Exercise description: State how many lines in the entries below contain "xlabel". Write nothing but the number.

## begin Source material

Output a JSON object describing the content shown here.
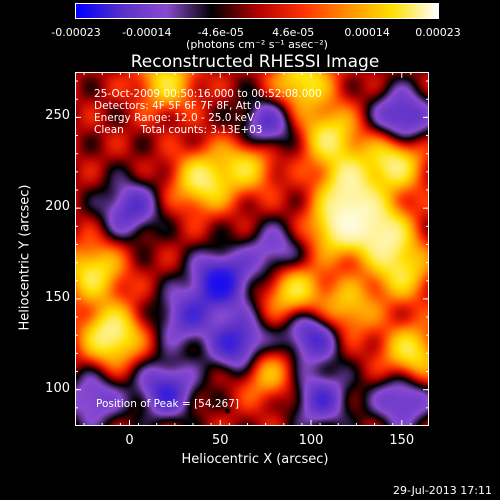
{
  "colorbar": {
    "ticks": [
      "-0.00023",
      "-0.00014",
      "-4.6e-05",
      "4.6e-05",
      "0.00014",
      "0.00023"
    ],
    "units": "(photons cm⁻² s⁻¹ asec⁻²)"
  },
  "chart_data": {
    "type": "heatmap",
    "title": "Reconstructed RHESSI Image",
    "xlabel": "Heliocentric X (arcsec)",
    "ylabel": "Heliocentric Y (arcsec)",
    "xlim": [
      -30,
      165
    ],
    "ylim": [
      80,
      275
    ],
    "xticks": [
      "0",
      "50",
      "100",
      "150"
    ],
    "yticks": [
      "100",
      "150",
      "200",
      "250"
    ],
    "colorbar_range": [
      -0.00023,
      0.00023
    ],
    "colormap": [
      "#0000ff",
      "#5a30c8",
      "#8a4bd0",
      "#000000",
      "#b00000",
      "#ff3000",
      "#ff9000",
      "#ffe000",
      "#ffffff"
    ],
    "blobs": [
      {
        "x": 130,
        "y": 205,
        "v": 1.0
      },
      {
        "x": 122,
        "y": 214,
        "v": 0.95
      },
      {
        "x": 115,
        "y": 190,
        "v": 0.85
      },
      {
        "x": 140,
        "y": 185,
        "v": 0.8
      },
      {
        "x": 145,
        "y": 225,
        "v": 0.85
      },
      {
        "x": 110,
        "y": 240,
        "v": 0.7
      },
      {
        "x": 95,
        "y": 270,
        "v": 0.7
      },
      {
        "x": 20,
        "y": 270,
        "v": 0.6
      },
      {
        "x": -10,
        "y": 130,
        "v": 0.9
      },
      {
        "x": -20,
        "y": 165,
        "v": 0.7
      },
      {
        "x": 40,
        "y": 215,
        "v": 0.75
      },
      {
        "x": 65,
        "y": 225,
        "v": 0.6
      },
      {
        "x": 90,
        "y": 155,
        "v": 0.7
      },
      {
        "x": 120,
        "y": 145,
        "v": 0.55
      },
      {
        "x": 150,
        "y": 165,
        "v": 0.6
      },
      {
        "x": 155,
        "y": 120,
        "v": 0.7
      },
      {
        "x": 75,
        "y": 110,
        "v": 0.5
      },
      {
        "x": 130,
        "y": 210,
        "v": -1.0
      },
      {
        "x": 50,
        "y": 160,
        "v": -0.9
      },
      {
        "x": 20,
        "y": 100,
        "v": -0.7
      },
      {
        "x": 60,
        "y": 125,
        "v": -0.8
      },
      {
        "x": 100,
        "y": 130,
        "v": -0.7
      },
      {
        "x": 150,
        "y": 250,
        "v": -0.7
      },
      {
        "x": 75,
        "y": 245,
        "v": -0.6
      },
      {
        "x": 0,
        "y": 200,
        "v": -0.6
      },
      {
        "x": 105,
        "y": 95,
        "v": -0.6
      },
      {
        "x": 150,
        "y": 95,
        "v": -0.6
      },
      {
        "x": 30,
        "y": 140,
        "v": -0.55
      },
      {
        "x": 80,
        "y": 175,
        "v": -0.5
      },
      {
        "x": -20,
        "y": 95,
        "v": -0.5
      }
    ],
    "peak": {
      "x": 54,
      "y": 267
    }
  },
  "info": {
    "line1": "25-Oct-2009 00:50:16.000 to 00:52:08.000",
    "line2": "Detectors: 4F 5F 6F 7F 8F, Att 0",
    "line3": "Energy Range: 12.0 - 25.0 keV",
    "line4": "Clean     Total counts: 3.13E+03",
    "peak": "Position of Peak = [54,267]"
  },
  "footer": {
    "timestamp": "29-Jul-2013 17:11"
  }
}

## end Source material
## begin Source material

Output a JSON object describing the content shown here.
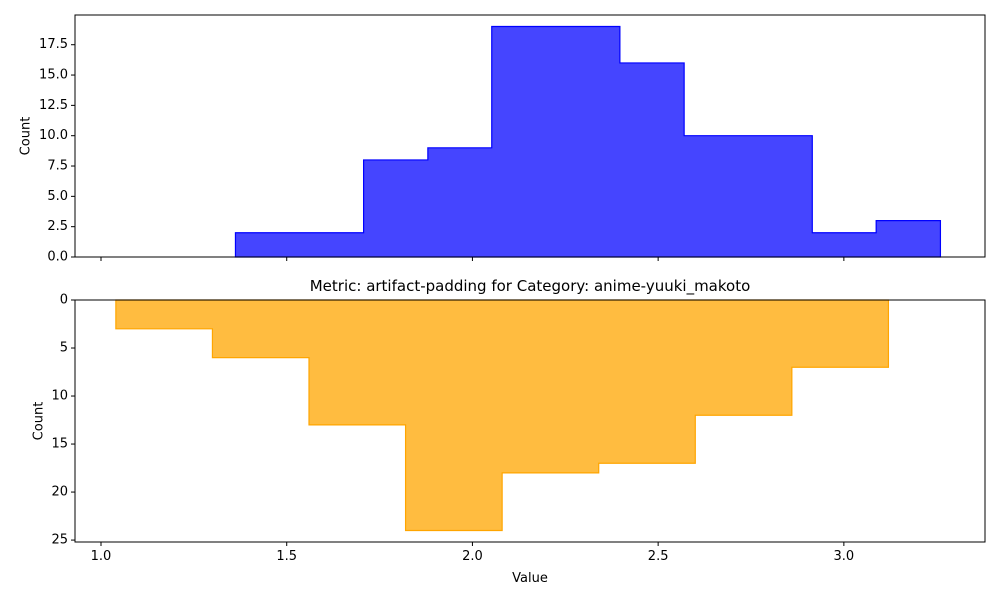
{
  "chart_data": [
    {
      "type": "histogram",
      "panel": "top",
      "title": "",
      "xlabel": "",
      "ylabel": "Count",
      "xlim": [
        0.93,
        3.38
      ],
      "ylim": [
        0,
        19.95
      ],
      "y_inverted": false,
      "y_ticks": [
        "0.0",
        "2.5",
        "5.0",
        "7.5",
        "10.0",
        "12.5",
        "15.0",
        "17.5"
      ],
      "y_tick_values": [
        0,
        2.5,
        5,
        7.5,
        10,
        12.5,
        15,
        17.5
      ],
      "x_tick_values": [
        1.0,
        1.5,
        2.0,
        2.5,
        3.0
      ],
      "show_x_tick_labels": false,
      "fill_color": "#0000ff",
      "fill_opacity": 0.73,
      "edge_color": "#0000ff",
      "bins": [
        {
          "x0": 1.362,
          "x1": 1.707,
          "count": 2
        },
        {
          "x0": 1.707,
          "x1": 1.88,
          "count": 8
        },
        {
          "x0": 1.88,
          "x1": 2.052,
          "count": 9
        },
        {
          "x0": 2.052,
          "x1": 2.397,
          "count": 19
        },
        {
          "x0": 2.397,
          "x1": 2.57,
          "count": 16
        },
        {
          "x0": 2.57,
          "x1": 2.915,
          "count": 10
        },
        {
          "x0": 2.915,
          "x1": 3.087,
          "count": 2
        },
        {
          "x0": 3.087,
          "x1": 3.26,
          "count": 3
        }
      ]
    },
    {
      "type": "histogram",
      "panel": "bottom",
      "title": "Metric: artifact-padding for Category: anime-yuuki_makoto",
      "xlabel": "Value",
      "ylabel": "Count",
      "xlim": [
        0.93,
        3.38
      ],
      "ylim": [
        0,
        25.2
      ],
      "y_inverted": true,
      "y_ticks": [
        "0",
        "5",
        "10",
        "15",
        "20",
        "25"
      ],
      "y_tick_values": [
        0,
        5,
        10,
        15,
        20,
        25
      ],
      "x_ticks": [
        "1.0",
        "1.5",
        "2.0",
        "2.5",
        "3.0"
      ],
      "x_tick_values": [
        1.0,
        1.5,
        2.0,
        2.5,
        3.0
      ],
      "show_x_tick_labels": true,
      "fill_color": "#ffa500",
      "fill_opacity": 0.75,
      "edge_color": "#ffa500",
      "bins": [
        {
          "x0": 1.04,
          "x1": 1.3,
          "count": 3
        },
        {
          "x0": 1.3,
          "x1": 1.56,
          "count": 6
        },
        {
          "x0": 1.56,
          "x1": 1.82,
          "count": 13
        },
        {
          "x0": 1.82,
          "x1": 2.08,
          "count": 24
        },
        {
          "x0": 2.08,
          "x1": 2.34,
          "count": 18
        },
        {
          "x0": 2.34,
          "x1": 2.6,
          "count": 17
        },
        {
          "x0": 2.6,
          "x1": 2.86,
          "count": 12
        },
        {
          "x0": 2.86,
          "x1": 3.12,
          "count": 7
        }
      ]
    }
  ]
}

## end Source material

Exercise response: 3